| Task objective |
Write the records out again, keeping each line exactly as it is.

----

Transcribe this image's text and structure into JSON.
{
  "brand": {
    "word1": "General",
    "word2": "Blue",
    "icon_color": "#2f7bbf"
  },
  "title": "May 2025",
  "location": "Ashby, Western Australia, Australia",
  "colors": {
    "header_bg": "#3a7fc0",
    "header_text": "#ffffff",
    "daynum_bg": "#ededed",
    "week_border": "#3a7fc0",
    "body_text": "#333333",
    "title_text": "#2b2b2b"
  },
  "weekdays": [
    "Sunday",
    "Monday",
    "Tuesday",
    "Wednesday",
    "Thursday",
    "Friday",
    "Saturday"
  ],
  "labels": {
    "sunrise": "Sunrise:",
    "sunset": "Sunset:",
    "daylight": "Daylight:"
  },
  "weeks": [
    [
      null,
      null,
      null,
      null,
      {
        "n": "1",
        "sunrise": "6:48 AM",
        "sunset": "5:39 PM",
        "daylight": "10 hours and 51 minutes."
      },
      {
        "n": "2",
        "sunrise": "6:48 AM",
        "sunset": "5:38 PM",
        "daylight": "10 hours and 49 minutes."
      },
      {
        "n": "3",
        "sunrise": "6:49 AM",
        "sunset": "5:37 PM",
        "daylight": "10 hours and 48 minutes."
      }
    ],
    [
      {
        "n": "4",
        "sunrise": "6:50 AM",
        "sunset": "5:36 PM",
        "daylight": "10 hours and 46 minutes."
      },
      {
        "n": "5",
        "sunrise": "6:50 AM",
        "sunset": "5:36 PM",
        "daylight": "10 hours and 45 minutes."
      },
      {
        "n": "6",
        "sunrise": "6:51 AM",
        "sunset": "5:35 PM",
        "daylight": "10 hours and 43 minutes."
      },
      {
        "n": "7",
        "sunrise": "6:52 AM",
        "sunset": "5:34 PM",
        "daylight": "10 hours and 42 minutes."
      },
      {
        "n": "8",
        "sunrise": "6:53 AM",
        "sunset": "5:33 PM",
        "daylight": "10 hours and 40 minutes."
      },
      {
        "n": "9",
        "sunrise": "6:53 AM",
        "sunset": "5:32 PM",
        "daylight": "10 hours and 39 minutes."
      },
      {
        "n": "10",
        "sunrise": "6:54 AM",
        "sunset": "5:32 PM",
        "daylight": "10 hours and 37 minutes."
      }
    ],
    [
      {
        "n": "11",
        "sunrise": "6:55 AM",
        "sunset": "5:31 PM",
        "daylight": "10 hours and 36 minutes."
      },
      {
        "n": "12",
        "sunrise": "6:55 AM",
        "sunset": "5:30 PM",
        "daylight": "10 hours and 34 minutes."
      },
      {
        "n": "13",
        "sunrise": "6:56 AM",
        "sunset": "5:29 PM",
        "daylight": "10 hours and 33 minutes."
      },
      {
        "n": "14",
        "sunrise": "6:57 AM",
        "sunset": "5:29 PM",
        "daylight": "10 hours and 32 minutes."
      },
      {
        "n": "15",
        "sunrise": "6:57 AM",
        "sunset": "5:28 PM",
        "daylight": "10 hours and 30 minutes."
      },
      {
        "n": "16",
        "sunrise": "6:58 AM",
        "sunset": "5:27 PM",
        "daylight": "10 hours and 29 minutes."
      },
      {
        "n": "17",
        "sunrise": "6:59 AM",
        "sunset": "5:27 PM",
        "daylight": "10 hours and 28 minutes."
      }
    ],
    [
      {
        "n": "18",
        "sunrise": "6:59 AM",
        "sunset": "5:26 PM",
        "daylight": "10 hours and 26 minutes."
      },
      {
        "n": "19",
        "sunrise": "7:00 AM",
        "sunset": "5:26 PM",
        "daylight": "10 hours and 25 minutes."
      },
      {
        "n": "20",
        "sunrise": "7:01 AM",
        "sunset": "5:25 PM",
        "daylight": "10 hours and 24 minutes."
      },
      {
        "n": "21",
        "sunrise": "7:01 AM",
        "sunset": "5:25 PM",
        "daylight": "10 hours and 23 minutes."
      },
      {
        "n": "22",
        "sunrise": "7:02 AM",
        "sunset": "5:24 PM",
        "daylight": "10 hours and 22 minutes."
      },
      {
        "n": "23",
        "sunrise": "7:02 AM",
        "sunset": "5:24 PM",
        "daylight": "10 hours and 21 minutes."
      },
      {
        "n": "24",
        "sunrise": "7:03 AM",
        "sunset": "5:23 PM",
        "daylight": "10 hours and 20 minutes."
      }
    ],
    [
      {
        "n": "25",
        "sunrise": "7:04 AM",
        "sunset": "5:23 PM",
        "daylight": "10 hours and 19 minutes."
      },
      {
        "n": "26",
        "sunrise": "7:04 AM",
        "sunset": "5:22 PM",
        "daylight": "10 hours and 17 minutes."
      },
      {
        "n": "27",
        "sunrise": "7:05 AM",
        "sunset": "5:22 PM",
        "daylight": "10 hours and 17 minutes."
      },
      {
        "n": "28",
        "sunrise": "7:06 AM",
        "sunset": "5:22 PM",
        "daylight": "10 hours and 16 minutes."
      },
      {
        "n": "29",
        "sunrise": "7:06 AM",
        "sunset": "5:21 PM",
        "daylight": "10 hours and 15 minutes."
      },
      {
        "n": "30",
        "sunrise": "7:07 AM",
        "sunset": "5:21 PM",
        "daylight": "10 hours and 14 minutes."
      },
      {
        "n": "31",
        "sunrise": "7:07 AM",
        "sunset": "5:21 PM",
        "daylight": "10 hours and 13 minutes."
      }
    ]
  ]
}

----

| Result for this exercise |
Transcribe this image's text and structure into JSON.
{
  "brand": {
    "word1": "General",
    "word2": "Blue",
    "icon_color": "#2f7bbf"
  },
  "title": "May 2025",
  "location": "Ashby, Western Australia, Australia",
  "colors": {
    "header_bg": "#3a7fc0",
    "header_text": "#ffffff",
    "daynum_bg": "#ededed",
    "week_border": "#3a7fc0",
    "body_text": "#333333",
    "title_text": "#2b2b2b"
  },
  "weekdays": [
    "Sunday",
    "Monday",
    "Tuesday",
    "Wednesday",
    "Thursday",
    "Friday",
    "Saturday"
  ],
  "labels": {
    "sunrise": "Sunrise:",
    "sunset": "Sunset:",
    "daylight": "Daylight:"
  },
  "weeks": [
    [
      null,
      null,
      null,
      null,
      {
        "n": "1",
        "sunrise": "6:48 AM",
        "sunset": "5:39 PM",
        "daylight": "10 hours and 51 minutes."
      },
      {
        "n": "2",
        "sunrise": "6:48 AM",
        "sunset": "5:38 PM",
        "daylight": "10 hours and 49 minutes."
      },
      {
        "n": "3",
        "sunrise": "6:49 AM",
        "sunset": "5:37 PM",
        "daylight": "10 hours and 48 minutes."
      }
    ],
    [
      {
        "n": "4",
        "sunrise": "6:50 AM",
        "sunset": "5:36 PM",
        "daylight": "10 hours and 46 minutes."
      },
      {
        "n": "5",
        "sunrise": "6:50 AM",
        "sunset": "5:36 PM",
        "daylight": "10 hours and 45 minutes."
      },
      {
        "n": "6",
        "sunrise": "6:51 AM",
        "sunset": "5:35 PM",
        "daylight": "10 hours and 43 minutes."
      },
      {
        "n": "7",
        "sunrise": "6:52 AM",
        "sunset": "5:34 PM",
        "daylight": "10 hours and 42 minutes."
      },
      {
        "n": "8",
        "sunrise": "6:53 AM",
        "sunset": "5:33 PM",
        "daylight": "10 hours and 40 minutes."
      },
      {
        "n": "9",
        "sunrise": "6:53 AM",
        "sunset": "5:32 PM",
        "daylight": "10 hours and 39 minutes."
      },
      {
        "n": "10",
        "sunrise": "6:54 AM",
        "sunset": "5:32 PM",
        "daylight": "10 hours and 37 minutes."
      }
    ],
    [
      {
        "n": "11",
        "sunrise": "6:55 AM",
        "sunset": "5:31 PM",
        "daylight": "10 hours and 36 minutes."
      },
      {
        "n": "12",
        "sunrise": "6:55 AM",
        "sunset": "5:30 PM",
        "daylight": "10 hours and 34 minutes."
      },
      {
        "n": "13",
        "sunrise": "6:56 AM",
        "sunset": "5:29 PM",
        "daylight": "10 hours and 33 minutes."
      },
      {
        "n": "14",
        "sunrise": "6:57 AM",
        "sunset": "5:29 PM",
        "daylight": "10 hours and 32 minutes."
      },
      {
        "n": "15",
        "sunrise": "6:57 AM",
        "sunset": "5:28 PM",
        "daylight": "10 hours and 30 minutes."
      },
      {
        "n": "16",
        "sunrise": "6:58 AM",
        "sunset": "5:27 PM",
        "daylight": "10 hours and 29 minutes."
      },
      {
        "n": "17",
        "sunrise": "6:59 AM",
        "sunset": "5:27 PM",
        "daylight": "10 hours and 28 minutes."
      }
    ],
    [
      {
        "n": "18",
        "sunrise": "6:59 AM",
        "sunset": "5:26 PM",
        "daylight": "10 hours and 26 minutes."
      },
      {
        "n": "19",
        "sunrise": "7:00 AM",
        "sunset": "5:26 PM",
        "daylight": "10 hours and 25 minutes."
      },
      {
        "n": "20",
        "sunrise": "7:01 AM",
        "sunset": "5:25 PM",
        "daylight": "10 hours and 24 minutes."
      },
      {
        "n": "21",
        "sunrise": "7:01 AM",
        "sunset": "5:25 PM",
        "daylight": "10 hours and 23 minutes."
      },
      {
        "n": "22",
        "sunrise": "7:02 AM",
        "sunset": "5:24 PM",
        "daylight": "10 hours and 22 minutes."
      },
      {
        "n": "23",
        "sunrise": "7:02 AM",
        "sunset": "5:24 PM",
        "daylight": "10 hours and 21 minutes."
      },
      {
        "n": "24",
        "sunrise": "7:03 AM",
        "sunset": "5:23 PM",
        "daylight": "10 hours and 20 minutes."
      }
    ],
    [
      {
        "n": "25",
        "sunrise": "7:04 AM",
        "sunset": "5:23 PM",
        "daylight": "10 hours and 19 minutes."
      },
      {
        "n": "26",
        "sunrise": "7:04 AM",
        "sunset": "5:22 PM",
        "daylight": "10 hours and 17 minutes."
      },
      {
        "n": "27",
        "sunrise": "7:05 AM",
        "sunset": "5:22 PM",
        "daylight": "10 hours and 17 minutes."
      },
      {
        "n": "28",
        "sunrise": "7:06 AM",
        "sunset": "5:22 PM",
        "daylight": "10 hours and 16 minutes."
      },
      {
        "n": "29",
        "sunrise": "7:06 AM",
        "sunset": "5:21 PM",
        "daylight": "10 hours and 15 minutes."
      },
      {
        "n": "30",
        "sunrise": "7:07 AM",
        "sunset": "5:21 PM",
        "daylight": "10 hours and 14 minutes."
      },
      {
        "n": "31",
        "sunrise": "7:07 AM",
        "sunset": "5:21 PM",
        "daylight": "10 hours and 13 minutes."
      }
    ]
  ]
}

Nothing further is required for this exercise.